Aim of the task -
Locate the string "page" in the records below. Copy every line where it occurs.
::: Entries provided
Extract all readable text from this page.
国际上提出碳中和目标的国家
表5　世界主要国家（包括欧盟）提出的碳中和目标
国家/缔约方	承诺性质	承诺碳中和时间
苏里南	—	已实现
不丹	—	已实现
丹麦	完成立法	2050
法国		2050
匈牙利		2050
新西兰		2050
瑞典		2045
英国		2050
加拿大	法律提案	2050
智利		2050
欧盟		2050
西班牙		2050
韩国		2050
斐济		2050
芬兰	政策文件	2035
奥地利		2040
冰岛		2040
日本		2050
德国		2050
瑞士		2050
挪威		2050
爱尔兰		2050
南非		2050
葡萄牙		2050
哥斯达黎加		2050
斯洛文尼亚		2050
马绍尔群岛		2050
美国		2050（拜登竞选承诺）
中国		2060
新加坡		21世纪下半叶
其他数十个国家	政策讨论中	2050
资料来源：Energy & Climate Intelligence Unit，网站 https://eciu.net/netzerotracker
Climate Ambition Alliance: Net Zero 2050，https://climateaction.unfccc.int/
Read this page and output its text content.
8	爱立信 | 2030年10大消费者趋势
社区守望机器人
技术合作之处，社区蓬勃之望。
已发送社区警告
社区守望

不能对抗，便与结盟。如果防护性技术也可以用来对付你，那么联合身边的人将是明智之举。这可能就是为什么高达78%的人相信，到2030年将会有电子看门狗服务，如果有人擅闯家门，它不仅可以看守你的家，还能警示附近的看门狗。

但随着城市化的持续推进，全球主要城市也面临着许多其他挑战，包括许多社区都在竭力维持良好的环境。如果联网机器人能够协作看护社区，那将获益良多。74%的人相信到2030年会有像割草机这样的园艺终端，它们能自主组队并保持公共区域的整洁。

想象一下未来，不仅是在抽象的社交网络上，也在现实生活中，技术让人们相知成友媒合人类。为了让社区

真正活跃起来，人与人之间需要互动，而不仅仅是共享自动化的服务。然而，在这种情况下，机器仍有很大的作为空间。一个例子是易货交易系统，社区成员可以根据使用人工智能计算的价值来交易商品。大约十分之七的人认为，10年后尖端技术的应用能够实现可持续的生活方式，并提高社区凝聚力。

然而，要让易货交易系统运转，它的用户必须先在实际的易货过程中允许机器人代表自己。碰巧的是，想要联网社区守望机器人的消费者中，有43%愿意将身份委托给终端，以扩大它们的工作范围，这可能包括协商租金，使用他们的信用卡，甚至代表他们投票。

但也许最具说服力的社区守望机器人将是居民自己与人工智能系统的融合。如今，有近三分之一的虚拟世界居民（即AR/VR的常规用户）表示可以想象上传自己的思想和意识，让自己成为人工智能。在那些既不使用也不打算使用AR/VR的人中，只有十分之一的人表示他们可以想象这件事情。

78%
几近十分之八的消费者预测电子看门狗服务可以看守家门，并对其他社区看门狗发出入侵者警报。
::::::
Exercise response -
Extract all readable text from this page.
Read this page and output its text content.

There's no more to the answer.